Задание
Приведите без изменений часть текста о постановках оперы Моцарта, начиная со слов «У нас вообще» и далее вплоть до слов «равно не поздоровилось.».
**** Исходный фрагмент
Убийство как бы вытеснено на периферию, за грань и границу. Кто убил-с? Да они-с! Кто? Ну… темные силы, которые, откуда ни возьмись, нас злобно гнетут, особливо с утра. Масоны с сионистами, наверно. А может, нацисты. (Масоны в последнее время жидковаты стали, уже не те, и сионисты туда же. Нацисты решительно подмяли всех под себя в нашей голове — вот что значит тоталитарная хватка!) В общем, «они», абстрактно-архетипические и потому туманно-закулисные. Посетите постановку НОВАТа, чтобы увидеть то, о чем я говорю! На сцене — куски расщепленного сознания, впавшего в несознанку и предпринявшего попытку регресса от себя в детство.  В России популярны же сейчас разговоры о впадении в истоки. А мы все родом оттуда. Некоторые склонны опережать тенденцию. Страна впадает, и мы вместе с ней. Бух.

У нас вообще любят пилить все, что ни попадется под руку (в детстве многие этим страдали :) Дона Джованни распилили — на Керубино и «темные силы». На Ивана-дурака и… многоточие в штатском. Но Командору все равно не поздоровилось.

А в Нью-Йорке тем временем никто ничего не скрывает (и не в 2000-м ли году Джордж Буш стал президентом; конечно, это был Буш-сынок, Буш-маленький, и тем самым они тоже потихоньку приступили впадать туда же, в миноритарность и самоумаление, «в себя бывших», «в себя не существующих», в автопародию в лучшем случае — но это станет понятным лишь лет через 10, а пока…). Терфель убивает вроде бы вынужденно, но не без удовольствия: еще и улыбается при этом. Аналогично коллеге из фильма Лоузи, этот Дон Джованни не лишен того, для чего существует такое словечко, как «брутальность»! А и для кого вообще существуют такие словечки, если не для подобных персонажей?

Галерея, подводящая к гибели Командора, начинается с ласкового общения Дона Джованни и Донны Анны, чью партию исполняет знаменитая Рене Флеминг (тех самых лет, между прочим, когда она напевала саундтреки «Властелина колец» «Twilight and Shadow»«The Eagles» и т. д. Питеру Джексону и Говарду Шору). Заметим, что в обеих рассматриваемых записях оперы Моцарта топовые женские голоса принадлежат США и Британской империи. Уроженка Новой Зеландии Кири Те Канава (донна Эльвира) — наряду с Руджеро Раймонди — главная звезда фильма Лоузи и, соответственно, записи Парижской оперы, лежащей в основе фильма. Но вообще-то она сама Командор (той самой империи) в юбке; по фильму, я бы сказал, это почти заметно. А Рене Флеминг — американка. И у каждой своя особая связь с  моцартианой. Итого смотрим, как агрессивный британский монстр кантует и укладывает на сцену прекрасную Рене, после чего объявляется папа со шпагой и придает событиям трагический оборот.
********
**** Исходные данные
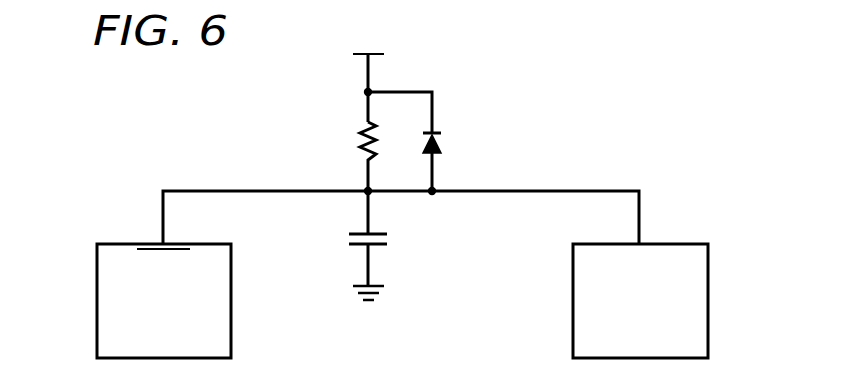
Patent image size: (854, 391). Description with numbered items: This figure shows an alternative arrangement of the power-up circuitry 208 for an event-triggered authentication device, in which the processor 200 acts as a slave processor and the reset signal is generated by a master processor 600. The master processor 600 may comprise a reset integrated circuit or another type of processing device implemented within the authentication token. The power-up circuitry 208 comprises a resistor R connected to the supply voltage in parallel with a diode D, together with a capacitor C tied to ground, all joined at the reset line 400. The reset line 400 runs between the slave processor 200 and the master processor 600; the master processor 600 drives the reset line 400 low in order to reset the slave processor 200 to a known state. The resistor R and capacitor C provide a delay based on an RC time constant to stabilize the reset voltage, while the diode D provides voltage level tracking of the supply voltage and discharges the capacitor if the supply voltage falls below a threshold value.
********
Ответ
У нас вообще любят пилить все, что ни попадется под руку (в детстве многие этим страдали :) Дона Джованни распилили — на Керубино и «темные силы». На Ивана-дурака и… многоточие в штатском. Но Командору все равно не поздоровилось.